-- REQUIREMENT --
Would you output the lines from the one with "Convert this screenshot" through the last line of the material below, exactly, but without pictures?

-- Records from a collection --
··········

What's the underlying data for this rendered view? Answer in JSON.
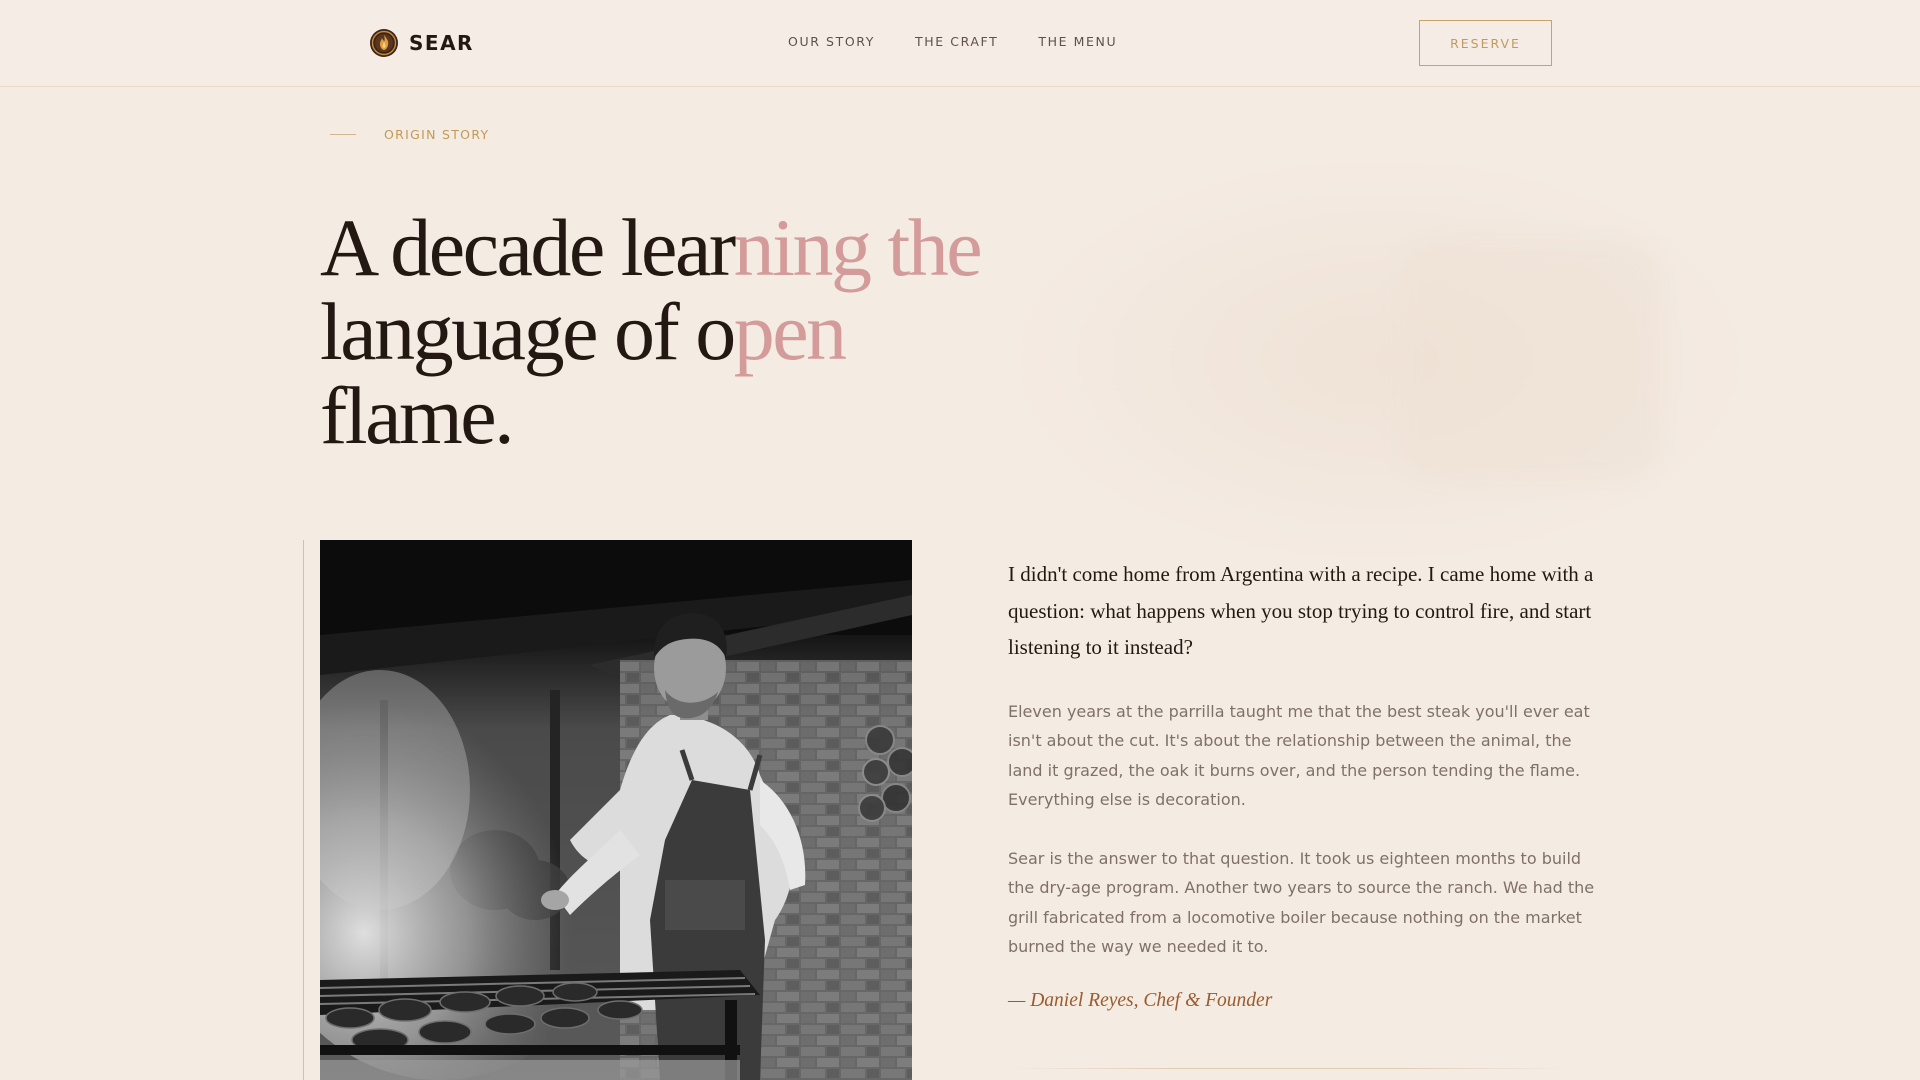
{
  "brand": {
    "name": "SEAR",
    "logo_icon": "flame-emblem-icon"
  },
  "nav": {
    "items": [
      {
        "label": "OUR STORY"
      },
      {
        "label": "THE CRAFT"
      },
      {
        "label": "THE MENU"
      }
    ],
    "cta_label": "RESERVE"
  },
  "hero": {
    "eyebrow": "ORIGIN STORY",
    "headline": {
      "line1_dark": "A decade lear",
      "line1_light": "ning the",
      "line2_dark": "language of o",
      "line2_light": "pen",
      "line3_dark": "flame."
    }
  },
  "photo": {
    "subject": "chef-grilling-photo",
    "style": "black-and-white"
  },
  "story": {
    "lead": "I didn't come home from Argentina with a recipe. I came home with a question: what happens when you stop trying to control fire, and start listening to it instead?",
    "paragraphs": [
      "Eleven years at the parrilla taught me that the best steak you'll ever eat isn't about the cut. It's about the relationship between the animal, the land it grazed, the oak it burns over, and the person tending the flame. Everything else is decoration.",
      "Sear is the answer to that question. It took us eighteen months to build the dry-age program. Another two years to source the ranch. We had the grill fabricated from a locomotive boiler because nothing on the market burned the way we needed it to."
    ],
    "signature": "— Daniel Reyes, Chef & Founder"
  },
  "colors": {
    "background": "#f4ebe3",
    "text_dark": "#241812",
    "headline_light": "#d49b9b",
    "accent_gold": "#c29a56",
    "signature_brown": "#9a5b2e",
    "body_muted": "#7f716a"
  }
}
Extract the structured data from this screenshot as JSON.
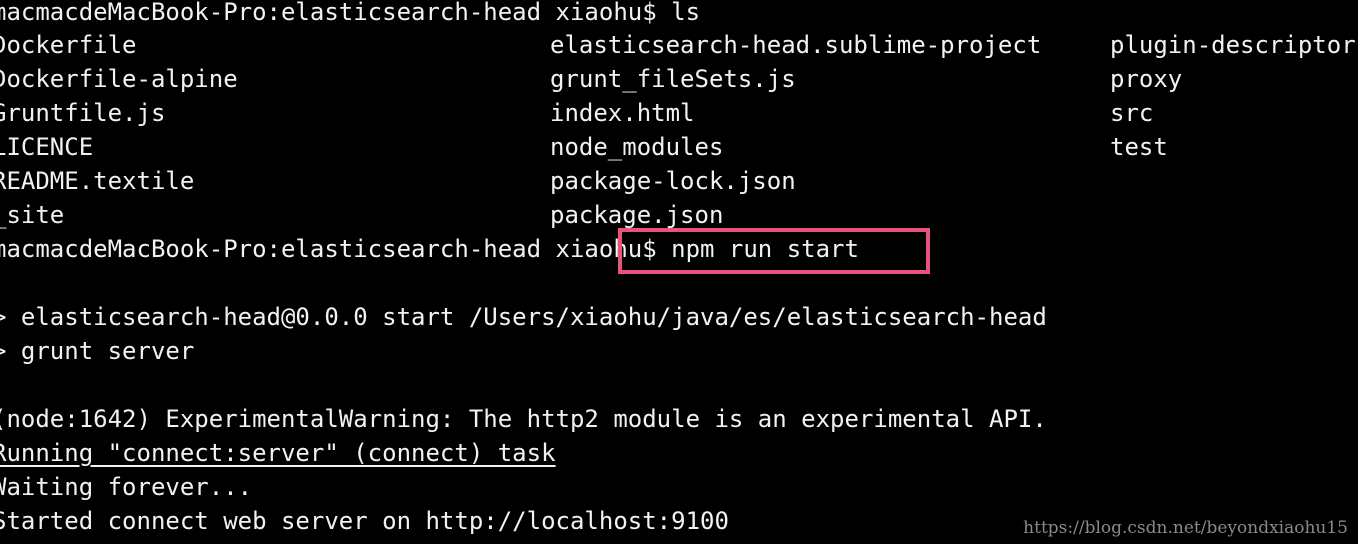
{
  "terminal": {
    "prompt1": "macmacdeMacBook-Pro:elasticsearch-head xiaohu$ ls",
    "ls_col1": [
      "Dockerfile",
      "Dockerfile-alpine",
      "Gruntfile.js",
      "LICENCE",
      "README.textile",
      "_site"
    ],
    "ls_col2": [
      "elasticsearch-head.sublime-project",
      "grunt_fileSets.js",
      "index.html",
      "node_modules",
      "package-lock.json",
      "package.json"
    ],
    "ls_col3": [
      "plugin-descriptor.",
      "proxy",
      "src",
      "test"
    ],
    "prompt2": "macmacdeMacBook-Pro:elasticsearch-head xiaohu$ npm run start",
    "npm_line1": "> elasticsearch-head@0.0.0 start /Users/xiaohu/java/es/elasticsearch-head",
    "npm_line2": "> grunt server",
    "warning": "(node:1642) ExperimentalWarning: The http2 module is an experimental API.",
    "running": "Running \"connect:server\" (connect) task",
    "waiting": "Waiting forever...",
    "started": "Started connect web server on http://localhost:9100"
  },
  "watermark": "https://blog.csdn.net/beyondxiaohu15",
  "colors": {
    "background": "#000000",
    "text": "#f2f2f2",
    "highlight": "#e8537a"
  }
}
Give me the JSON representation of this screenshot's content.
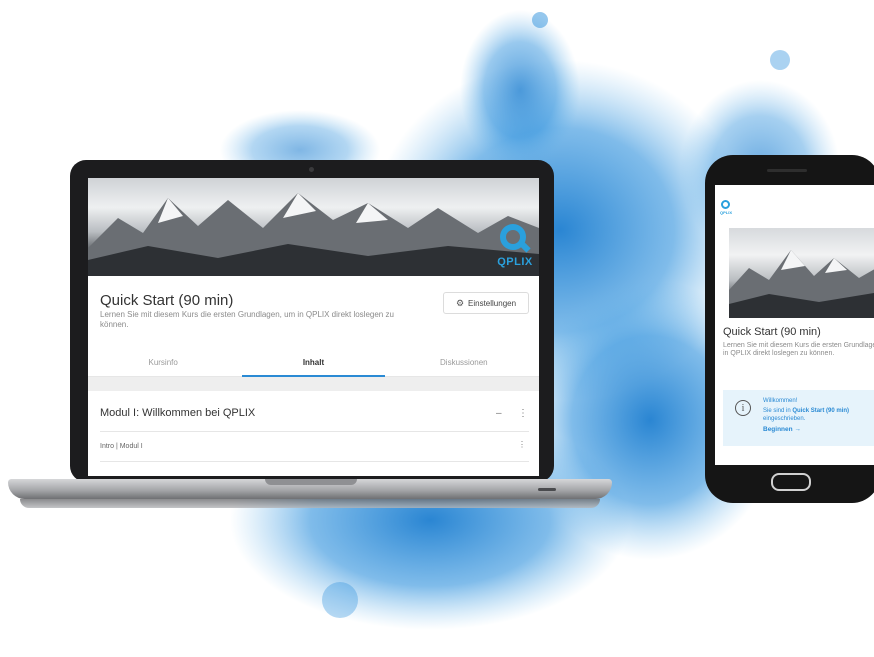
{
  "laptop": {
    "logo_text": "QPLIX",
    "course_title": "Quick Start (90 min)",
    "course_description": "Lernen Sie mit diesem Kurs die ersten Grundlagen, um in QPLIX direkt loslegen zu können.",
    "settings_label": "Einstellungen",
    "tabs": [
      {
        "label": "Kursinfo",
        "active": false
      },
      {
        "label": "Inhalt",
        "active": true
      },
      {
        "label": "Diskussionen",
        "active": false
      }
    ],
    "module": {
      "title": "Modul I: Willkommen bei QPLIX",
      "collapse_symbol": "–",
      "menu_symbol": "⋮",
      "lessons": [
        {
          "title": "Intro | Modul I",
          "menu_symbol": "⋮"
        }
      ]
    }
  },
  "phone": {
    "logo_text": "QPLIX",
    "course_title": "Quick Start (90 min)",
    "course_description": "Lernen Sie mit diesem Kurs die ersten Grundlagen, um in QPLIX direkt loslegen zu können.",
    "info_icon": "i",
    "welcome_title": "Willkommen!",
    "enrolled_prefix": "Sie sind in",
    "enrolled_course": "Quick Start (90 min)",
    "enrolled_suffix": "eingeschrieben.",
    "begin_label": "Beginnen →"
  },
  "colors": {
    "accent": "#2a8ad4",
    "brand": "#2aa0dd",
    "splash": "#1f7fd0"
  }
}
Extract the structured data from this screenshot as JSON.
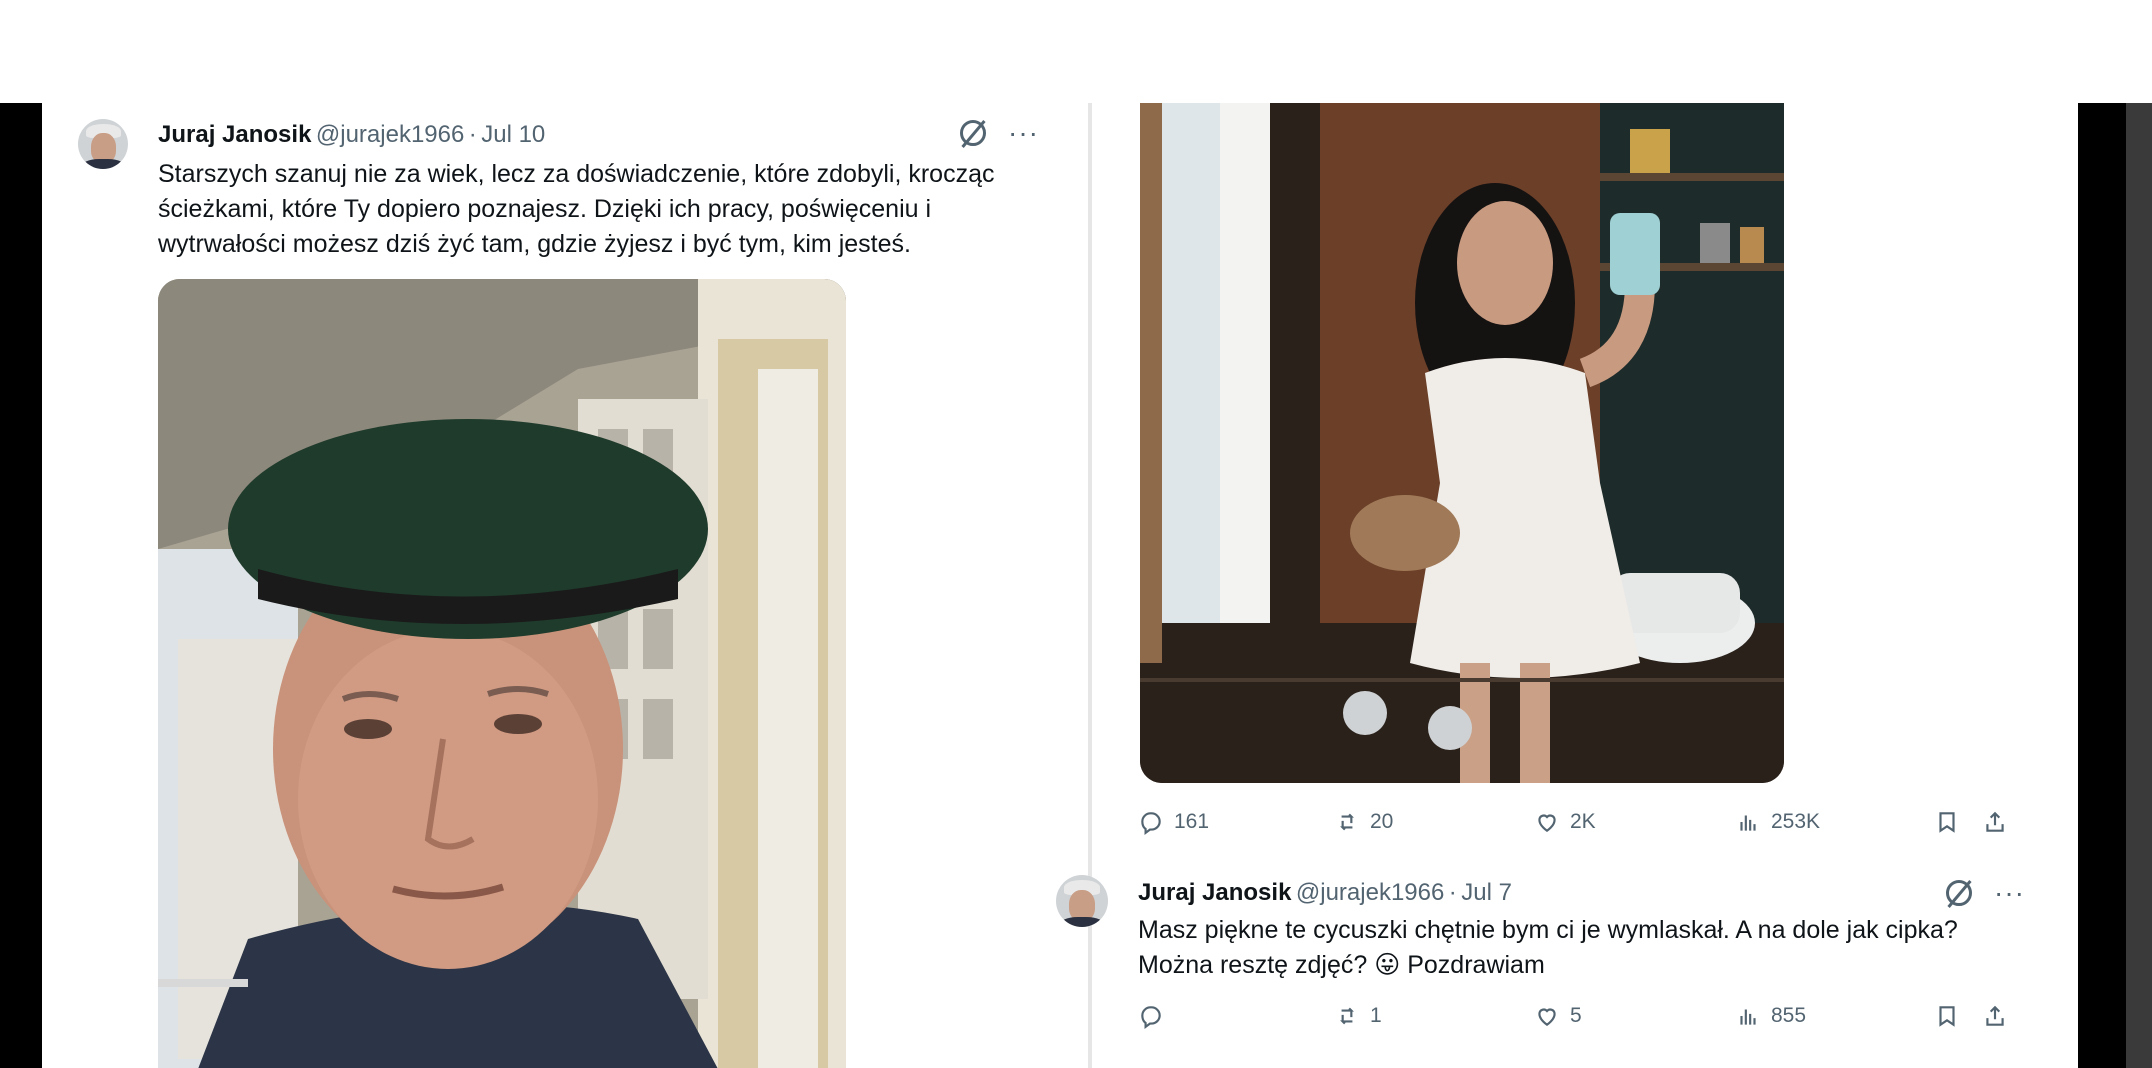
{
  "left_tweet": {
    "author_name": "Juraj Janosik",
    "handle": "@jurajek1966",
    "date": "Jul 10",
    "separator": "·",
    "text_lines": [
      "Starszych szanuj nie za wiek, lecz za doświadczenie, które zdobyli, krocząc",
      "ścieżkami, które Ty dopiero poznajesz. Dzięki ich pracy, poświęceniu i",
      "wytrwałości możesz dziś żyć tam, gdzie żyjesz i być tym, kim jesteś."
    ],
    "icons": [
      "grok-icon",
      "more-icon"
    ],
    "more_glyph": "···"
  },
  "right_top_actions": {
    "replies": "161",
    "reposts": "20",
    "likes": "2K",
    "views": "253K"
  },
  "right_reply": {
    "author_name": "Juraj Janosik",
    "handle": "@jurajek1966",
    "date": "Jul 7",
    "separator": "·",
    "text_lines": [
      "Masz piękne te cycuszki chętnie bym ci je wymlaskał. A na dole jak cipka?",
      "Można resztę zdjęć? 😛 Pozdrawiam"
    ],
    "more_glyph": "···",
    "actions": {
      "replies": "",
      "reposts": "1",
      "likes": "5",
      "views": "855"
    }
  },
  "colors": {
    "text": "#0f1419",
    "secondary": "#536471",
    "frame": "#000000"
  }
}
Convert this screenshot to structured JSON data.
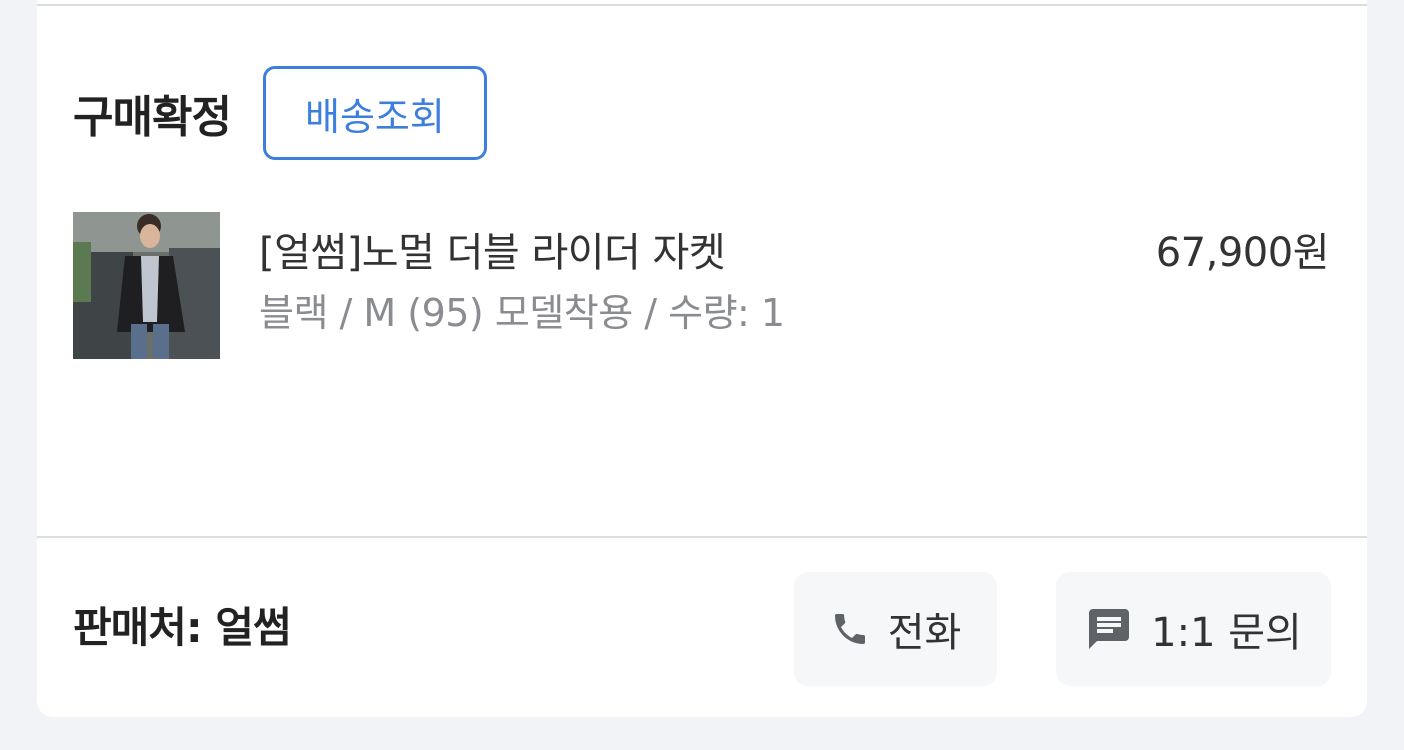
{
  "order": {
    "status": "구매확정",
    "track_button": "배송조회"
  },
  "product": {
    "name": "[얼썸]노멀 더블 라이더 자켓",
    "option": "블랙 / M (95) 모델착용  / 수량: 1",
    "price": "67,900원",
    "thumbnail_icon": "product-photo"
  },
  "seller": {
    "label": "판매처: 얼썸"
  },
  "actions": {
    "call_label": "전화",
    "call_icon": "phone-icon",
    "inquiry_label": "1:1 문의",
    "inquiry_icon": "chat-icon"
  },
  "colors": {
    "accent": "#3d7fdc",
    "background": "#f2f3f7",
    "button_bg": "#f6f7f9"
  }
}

··········

-- RESPONSE --
Convert this screenshot to structured JSON data.
{
  "order": {
    "status": "구매확정",
    "track_button": "배송조회"
  },
  "product": {
    "name": "[얼썸]노멀 더블 라이더 자켓",
    "option": "블랙 / M (95) 모델착용  / 수량: 1",
    "price": "67,900원",
    "thumbnail_icon": "product-photo"
  },
  "seller": {
    "label": "판매처: 얼썸"
  },
  "actions": {
    "call_label": "전화",
    "call_icon": "phone-icon",
    "inquiry_label": "1:1 문의",
    "inquiry_icon": "chat-icon"
  },
  "colors": {
    "accent": "#3d7fdc",
    "background": "#f2f3f7",
    "button_bg": "#f6f7f9"
  }
}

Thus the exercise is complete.